**Exercise aim**
Repeat the whole listing exactly as written.

**Provided records**

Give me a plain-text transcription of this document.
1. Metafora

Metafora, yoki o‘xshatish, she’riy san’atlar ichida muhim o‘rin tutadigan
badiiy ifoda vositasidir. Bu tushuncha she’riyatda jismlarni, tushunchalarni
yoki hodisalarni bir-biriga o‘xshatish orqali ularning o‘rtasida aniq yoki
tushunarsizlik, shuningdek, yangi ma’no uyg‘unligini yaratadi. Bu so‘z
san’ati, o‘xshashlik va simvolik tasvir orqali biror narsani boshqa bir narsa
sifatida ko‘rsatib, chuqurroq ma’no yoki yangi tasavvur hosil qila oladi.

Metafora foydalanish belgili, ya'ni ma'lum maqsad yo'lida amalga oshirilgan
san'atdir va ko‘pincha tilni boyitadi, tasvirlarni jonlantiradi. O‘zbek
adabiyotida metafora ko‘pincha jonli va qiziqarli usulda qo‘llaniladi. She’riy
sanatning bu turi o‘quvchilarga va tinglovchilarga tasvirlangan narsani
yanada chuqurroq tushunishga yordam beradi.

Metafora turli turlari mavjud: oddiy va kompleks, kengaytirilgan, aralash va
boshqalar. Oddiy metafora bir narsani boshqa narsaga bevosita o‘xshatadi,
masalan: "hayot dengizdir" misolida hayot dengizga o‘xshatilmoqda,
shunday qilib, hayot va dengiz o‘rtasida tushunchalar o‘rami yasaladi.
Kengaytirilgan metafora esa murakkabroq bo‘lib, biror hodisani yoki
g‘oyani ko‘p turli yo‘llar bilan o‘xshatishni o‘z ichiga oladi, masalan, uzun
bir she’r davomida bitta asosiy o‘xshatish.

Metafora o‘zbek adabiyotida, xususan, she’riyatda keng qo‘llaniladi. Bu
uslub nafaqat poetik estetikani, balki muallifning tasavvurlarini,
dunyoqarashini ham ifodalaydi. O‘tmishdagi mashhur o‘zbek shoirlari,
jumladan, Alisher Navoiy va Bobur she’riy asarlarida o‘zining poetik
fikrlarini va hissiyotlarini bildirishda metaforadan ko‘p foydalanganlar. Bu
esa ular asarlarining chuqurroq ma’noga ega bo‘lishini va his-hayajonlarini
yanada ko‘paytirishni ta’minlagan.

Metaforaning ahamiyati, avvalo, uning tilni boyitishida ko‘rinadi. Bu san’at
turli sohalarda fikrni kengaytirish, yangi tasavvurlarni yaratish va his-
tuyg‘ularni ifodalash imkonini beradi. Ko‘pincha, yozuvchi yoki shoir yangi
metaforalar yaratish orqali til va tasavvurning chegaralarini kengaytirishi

**Written response**
Give me a plain-text transcription of this document.
1. Metafora

Metafora, yoki o‘xshatish, she’riy san’atlar ichida muhim o‘rin tutadigan
badiiy ifoda vositasidir. Bu tushuncha she’riyatda jismlarni, tushunchalarni
yoki hodisalarni bir-biriga o‘xshatish orqali ularning o‘rtasida aniq yoki
tushunarsizlik, shuningdek, yangi ma’no uyg‘unligini yaratadi. Bu so‘z
san’ati, o‘xshashlik va simvolik tasvir orqali biror narsani boshqa bir narsa
sifatida ko‘rsatib, chuqurroq ma’no yoki yangi tasavvur hosil qila oladi.

Metafora foydalanish belgili, ya'ni ma'lum maqsad yo'lida amalga oshirilgan
san'atdir va ko‘pincha tilni boyitadi, tasvirlarni jonlantiradi. O‘zbek
adabiyotida metafora ko‘pincha jonli va qiziqarli usulda qo‘llaniladi. She’riy
sanatning bu turi o‘quvchilarga va tinglovchilarga tasvirlangan narsani
yanada chuqurroq tushunishga yordam beradi.

Metafora turli turlari mavjud: oddiy va kompleks, kengaytirilgan, aralash va
boshqalar. Oddiy metafora bir narsani boshqa narsaga bevosita o‘xshatadi,
masalan: "hayot dengizdir" misolida hayot dengizga o‘xshatilmoqda,
shunday qilib, hayot va dengiz o‘rtasida tushunchalar o‘rami yasaladi.
Kengaytirilgan metafora esa murakkabroq bo‘lib, biror hodisani yoki
g‘oyani ko‘p turli yo‘llar bilan o‘xshatishni o‘z ichiga oladi, masalan, uzun
bir she’r davomida bitta asosiy o‘xshatish.

Metafora o‘zbek adabiyotida, xususan, she’riyatda keng qo‘llaniladi. Bu
uslub nafaqat poetik estetikani, balki muallifning tasavvurlarini,
dunyoqarashini ham ifodalaydi. O‘tmishdagi mashhur o‘zbek shoirlari,
jumladan, Alisher Navoiy va Bobur she’riy asarlarida o‘zining poetik
fikrlarini va hissiyotlarini bildirishda metaforadan ko‘p foydalanganlar. Bu
esa ular asarlarining chuqurroq ma’noga ega bo‘lishini va his-hayajonlarini
yanada ko‘paytirishni ta’minlagan.

Metaforaning ahamiyati, avvalo, uning tilni boyitishida ko‘rinadi. Bu san’at
turli sohalarda fikrni kengaytirish, yangi tasavvurlarni yaratish va his-
tuyg‘ularni ifodalash imkonini beradi. Ko‘pincha, yozuvchi yoki shoir yangi
metaforalar yaratish orqali til va tasavvurning chegaralarini kengaytirishi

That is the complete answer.